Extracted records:
** START **

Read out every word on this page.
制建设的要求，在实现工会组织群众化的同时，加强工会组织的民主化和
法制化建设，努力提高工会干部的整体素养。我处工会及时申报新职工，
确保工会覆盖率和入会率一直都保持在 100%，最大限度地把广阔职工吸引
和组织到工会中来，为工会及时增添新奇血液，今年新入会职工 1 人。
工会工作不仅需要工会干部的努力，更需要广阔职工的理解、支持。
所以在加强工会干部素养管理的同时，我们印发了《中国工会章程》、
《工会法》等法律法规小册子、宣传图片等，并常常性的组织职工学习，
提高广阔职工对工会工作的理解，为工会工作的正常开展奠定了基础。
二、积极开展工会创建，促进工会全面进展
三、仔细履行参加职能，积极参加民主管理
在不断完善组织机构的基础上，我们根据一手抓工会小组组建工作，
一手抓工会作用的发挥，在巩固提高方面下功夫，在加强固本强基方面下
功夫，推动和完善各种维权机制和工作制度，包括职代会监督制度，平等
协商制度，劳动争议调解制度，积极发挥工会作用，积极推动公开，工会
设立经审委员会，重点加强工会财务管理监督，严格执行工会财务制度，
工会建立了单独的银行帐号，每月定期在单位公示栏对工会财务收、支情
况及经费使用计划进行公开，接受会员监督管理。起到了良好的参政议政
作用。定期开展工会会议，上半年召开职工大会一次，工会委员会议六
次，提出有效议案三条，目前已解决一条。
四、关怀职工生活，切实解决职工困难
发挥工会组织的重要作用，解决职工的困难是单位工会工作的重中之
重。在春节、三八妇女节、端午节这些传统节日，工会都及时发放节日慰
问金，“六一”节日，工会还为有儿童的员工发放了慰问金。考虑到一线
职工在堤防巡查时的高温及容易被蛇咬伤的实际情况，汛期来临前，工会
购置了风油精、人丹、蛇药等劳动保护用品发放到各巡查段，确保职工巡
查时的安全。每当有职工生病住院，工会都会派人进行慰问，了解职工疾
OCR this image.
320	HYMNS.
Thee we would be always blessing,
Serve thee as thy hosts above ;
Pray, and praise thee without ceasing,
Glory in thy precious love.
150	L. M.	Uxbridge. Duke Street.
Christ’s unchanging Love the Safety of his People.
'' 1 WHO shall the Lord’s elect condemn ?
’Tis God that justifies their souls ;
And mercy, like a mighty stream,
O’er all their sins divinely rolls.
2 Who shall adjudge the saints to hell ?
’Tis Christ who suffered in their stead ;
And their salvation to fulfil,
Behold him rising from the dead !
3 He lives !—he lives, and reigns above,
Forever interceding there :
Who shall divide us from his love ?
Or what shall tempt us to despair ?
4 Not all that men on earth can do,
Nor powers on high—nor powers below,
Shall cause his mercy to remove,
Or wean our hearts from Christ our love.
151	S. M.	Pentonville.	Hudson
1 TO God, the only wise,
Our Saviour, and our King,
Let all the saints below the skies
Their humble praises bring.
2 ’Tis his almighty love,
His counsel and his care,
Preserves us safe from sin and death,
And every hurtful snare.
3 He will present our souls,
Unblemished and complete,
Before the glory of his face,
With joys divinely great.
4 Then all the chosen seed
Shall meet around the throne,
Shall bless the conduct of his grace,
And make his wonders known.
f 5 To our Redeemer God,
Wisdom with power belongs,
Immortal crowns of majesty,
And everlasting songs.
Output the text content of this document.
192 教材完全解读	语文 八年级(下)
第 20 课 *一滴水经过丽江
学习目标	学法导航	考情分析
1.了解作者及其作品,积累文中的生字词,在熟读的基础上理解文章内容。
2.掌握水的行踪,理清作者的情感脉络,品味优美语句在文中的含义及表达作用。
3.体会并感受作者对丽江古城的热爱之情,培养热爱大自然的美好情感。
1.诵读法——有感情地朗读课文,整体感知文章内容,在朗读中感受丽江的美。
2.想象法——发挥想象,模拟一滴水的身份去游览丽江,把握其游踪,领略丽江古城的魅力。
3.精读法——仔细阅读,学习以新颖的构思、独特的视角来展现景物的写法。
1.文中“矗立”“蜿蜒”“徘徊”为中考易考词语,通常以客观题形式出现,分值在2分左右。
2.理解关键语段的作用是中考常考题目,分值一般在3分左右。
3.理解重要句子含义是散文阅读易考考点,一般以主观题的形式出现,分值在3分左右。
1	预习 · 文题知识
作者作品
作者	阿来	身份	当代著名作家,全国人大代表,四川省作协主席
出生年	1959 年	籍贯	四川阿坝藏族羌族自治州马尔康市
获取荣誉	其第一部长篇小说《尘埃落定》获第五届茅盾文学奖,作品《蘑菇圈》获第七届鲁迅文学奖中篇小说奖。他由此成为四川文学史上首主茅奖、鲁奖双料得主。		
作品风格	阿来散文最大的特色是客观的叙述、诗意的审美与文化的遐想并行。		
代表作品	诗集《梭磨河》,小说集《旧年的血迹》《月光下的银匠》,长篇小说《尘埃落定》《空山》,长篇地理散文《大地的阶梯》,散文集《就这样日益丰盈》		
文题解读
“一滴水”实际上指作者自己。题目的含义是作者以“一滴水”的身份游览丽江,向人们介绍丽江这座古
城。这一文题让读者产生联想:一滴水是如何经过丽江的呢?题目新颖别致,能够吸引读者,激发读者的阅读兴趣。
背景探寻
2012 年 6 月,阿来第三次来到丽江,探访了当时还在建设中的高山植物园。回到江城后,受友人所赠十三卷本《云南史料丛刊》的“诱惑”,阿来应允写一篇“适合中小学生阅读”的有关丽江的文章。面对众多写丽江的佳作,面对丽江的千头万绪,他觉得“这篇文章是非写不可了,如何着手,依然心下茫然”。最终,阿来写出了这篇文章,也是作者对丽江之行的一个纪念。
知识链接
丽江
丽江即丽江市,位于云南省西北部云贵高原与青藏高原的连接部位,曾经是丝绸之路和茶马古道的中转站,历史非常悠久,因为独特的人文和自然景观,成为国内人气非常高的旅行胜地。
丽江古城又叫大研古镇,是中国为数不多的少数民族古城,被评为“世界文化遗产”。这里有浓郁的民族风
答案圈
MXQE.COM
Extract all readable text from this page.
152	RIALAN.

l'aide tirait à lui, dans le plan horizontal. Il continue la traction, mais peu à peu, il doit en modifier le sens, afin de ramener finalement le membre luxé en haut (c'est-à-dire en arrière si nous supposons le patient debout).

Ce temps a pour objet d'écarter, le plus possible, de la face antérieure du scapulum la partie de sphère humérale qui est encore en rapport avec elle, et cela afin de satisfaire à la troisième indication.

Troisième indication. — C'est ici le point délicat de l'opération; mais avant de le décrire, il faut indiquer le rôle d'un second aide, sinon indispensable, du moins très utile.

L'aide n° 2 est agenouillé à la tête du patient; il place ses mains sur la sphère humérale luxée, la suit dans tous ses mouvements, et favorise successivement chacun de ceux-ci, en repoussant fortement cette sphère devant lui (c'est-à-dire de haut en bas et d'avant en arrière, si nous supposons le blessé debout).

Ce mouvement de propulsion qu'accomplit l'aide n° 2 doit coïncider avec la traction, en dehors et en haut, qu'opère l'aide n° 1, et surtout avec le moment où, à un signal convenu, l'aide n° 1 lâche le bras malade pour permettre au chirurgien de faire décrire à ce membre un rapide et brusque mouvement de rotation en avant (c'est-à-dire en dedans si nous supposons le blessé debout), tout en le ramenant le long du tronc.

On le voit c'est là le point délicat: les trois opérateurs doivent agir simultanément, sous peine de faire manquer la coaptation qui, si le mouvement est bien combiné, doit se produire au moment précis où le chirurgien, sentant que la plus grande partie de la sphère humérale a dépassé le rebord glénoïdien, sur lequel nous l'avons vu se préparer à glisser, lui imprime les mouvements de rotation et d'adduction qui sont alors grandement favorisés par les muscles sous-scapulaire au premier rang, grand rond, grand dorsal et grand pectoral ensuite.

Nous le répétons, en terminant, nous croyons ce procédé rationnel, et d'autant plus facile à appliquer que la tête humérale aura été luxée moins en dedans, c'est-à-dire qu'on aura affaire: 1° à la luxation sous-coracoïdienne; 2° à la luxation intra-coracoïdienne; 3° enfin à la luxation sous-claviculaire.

** END **

● Exercise aim
Review the material and copy each line in which the word "above" appears.

● Final result
Serve thee as thy hosts above ;
3 He lives !—he lives, and reigns above,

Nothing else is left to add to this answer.